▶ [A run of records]

+ + + +

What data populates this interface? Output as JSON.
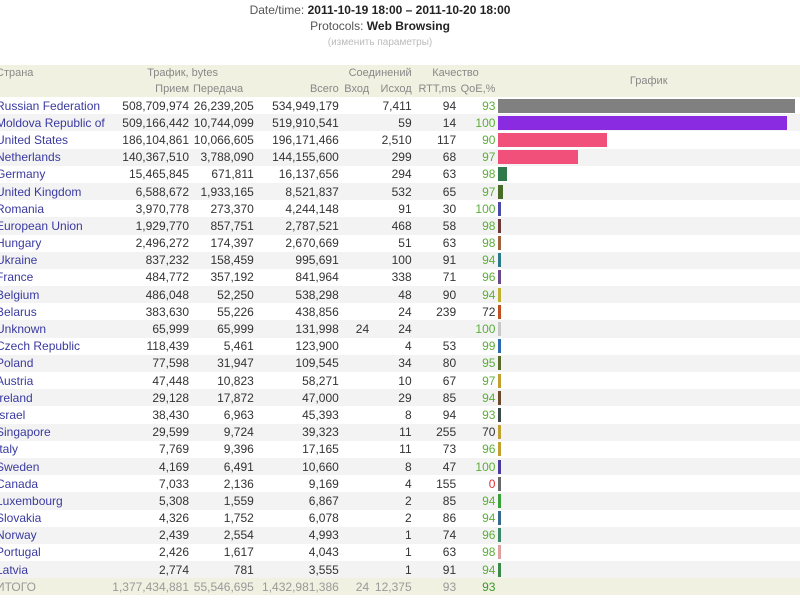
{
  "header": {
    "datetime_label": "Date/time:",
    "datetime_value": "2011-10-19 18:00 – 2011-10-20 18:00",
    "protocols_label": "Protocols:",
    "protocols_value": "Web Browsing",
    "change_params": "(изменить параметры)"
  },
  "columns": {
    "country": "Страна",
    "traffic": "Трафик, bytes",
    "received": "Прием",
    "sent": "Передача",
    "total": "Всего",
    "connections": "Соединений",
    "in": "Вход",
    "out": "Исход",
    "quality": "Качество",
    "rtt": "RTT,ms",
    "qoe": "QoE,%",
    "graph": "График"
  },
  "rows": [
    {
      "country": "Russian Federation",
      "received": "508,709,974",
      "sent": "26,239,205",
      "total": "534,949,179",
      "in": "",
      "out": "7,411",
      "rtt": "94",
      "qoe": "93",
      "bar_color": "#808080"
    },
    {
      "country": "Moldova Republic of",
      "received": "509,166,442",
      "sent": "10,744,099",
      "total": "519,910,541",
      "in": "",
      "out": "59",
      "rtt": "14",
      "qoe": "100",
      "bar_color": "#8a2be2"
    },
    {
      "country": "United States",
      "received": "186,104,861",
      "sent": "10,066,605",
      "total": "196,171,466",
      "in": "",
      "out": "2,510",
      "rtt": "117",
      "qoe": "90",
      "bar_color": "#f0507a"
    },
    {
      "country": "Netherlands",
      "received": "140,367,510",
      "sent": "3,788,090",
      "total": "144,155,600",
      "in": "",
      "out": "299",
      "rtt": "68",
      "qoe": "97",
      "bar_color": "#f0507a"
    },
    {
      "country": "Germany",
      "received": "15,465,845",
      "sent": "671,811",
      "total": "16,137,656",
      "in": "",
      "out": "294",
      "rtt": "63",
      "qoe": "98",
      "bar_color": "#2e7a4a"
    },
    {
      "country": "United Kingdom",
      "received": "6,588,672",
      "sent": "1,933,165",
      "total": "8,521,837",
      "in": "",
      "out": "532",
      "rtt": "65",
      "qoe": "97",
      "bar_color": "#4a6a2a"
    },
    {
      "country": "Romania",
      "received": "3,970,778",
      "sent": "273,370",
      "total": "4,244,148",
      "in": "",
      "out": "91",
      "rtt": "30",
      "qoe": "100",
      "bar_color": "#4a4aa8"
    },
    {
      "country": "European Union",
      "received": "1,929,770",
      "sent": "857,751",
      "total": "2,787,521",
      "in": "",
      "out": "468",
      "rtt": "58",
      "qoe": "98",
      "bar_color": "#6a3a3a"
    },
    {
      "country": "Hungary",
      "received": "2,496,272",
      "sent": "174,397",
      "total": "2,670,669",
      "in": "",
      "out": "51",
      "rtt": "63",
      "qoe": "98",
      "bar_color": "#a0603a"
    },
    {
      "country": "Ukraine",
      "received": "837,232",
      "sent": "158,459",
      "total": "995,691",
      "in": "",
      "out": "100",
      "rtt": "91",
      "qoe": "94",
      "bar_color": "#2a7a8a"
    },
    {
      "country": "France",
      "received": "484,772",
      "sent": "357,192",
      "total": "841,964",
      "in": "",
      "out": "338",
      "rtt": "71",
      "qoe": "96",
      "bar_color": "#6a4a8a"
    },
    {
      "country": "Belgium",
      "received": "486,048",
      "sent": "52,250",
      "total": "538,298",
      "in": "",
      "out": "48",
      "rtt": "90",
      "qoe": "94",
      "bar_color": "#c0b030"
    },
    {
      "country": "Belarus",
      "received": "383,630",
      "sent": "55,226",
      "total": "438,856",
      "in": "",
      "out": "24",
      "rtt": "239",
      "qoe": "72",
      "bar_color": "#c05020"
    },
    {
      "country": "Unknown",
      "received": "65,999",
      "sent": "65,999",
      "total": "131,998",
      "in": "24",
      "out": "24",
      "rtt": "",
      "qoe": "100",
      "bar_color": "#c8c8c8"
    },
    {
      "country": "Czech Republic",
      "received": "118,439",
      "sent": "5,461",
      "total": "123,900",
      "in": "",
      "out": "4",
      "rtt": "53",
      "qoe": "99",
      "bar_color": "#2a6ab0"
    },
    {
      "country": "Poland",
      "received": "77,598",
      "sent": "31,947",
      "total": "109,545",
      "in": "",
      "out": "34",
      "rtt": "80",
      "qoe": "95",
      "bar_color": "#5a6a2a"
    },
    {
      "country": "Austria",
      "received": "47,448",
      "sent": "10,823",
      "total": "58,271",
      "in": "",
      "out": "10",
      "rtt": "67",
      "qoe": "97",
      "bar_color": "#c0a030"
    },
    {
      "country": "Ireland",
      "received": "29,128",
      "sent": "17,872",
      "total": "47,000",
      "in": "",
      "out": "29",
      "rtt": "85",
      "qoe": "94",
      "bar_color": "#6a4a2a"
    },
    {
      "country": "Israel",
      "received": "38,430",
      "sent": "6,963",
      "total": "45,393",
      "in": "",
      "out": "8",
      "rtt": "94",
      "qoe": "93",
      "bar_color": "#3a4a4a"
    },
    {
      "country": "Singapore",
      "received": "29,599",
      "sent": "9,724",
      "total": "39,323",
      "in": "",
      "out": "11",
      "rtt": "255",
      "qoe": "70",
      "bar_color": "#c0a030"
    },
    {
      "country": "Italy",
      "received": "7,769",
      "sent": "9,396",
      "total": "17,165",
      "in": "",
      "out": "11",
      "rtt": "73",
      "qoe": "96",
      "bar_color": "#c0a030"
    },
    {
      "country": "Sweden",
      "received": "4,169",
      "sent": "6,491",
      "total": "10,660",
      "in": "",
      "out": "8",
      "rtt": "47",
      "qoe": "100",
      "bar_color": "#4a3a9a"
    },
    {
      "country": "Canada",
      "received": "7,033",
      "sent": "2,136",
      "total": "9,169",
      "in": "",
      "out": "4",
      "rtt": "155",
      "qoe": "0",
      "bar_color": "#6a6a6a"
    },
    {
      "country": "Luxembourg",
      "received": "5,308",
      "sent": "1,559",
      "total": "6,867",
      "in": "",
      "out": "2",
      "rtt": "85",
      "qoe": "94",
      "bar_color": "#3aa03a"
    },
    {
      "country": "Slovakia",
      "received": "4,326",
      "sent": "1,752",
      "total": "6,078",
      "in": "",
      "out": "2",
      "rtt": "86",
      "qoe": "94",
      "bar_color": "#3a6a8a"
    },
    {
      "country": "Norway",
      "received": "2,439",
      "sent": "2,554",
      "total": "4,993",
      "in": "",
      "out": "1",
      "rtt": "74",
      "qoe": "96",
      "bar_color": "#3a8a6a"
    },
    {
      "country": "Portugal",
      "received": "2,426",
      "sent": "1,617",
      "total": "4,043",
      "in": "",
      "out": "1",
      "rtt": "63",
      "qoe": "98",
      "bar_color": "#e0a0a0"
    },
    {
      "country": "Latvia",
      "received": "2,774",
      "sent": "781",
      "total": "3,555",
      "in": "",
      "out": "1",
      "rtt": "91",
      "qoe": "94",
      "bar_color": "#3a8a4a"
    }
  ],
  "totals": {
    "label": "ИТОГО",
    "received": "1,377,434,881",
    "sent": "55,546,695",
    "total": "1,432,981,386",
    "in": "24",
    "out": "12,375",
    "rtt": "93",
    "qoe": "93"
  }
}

+ + + +

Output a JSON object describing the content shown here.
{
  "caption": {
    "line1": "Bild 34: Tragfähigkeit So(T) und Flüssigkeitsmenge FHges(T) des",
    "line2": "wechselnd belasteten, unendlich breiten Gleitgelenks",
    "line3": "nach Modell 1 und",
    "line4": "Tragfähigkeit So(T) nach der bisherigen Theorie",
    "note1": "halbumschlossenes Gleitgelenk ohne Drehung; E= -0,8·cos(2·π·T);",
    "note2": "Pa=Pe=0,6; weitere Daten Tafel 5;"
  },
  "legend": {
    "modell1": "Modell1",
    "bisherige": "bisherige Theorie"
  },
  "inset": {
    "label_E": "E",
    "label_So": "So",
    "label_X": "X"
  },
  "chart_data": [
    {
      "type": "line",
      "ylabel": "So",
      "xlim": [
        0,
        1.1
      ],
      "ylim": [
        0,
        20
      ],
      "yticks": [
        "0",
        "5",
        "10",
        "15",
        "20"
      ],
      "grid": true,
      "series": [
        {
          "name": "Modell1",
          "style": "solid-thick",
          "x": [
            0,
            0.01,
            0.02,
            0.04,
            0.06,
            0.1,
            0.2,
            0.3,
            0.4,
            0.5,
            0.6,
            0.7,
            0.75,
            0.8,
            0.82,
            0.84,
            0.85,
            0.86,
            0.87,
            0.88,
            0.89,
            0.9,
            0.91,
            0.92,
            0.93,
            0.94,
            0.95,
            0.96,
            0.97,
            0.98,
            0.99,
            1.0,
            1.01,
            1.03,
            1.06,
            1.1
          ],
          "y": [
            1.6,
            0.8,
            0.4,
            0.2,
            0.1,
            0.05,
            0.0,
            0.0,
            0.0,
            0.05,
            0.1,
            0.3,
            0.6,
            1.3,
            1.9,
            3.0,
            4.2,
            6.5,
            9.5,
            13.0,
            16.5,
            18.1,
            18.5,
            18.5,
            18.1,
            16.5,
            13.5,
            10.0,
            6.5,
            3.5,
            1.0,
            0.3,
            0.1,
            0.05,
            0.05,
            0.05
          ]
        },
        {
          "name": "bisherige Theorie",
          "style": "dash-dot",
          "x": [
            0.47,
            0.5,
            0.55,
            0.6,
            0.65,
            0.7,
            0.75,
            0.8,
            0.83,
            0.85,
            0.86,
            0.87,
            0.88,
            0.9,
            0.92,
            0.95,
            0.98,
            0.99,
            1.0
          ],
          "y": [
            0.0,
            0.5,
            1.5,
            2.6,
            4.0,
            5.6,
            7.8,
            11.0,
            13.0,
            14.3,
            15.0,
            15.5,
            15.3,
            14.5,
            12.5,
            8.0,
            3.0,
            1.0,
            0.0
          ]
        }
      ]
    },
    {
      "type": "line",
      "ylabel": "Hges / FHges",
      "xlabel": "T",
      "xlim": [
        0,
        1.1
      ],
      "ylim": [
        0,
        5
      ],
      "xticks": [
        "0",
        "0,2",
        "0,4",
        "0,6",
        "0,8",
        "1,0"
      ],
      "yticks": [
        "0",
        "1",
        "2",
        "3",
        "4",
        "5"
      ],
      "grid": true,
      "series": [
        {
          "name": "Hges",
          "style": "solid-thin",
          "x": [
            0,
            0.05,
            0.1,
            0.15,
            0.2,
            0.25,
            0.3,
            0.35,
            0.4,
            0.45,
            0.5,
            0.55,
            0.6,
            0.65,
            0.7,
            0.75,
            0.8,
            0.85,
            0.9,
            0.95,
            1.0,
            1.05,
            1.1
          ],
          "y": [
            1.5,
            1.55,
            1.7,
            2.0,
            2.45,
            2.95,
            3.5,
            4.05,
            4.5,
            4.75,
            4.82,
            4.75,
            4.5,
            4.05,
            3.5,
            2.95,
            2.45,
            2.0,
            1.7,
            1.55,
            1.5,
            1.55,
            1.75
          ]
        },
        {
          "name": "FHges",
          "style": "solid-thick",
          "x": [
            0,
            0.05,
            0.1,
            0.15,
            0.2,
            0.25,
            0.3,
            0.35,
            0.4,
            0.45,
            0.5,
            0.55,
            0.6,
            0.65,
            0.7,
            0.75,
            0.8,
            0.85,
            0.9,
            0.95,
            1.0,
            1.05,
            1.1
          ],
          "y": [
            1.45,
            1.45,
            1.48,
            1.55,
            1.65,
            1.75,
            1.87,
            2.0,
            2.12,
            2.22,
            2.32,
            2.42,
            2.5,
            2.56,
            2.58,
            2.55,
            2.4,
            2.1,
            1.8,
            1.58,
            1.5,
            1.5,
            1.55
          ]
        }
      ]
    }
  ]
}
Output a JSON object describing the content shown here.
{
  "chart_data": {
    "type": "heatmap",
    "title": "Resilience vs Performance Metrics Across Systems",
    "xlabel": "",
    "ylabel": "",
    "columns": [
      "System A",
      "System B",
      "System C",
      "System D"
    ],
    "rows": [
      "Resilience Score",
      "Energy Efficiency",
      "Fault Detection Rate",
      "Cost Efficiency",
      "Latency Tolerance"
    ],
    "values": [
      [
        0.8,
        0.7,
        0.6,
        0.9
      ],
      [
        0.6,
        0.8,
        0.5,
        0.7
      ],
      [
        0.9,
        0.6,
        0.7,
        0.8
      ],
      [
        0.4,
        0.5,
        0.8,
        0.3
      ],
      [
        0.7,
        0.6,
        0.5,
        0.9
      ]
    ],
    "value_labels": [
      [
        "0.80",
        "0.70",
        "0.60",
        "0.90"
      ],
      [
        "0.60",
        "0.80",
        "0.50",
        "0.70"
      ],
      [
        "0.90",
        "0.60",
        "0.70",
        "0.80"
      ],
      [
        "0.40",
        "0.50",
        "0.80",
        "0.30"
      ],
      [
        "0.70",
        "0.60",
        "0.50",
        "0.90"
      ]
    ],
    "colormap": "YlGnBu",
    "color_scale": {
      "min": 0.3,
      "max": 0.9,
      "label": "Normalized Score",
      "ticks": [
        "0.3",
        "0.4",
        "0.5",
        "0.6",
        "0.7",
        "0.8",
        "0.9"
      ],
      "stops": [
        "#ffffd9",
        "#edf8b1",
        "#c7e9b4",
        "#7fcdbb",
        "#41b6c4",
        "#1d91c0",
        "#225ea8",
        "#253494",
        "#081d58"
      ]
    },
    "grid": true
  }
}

+ + + +

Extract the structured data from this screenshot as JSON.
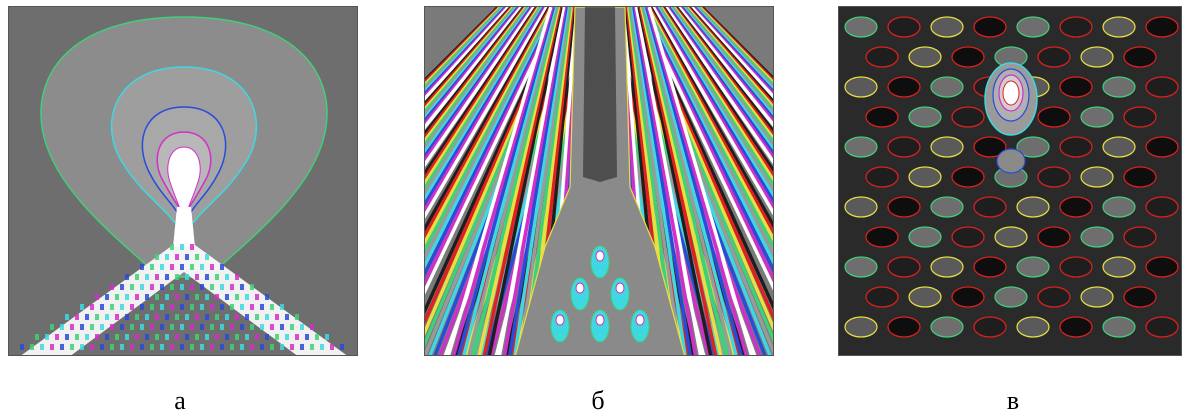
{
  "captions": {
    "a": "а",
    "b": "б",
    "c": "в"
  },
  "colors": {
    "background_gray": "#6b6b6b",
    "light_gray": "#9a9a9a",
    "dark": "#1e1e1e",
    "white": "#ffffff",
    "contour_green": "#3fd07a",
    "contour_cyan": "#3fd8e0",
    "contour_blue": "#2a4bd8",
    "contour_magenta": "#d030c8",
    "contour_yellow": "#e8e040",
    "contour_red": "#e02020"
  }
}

+ + + +

▶ [Your goal] Select all lines in the listing above where the word "FHges" appears, and show them.

▶ [Response to this task]
    "line1": "Bild 34: Tragfähigkeit So(T) und Flüssigkeitsmenge FHges(T) des",
      "ylabel": "Hges / FHges",
          "name": "FHges",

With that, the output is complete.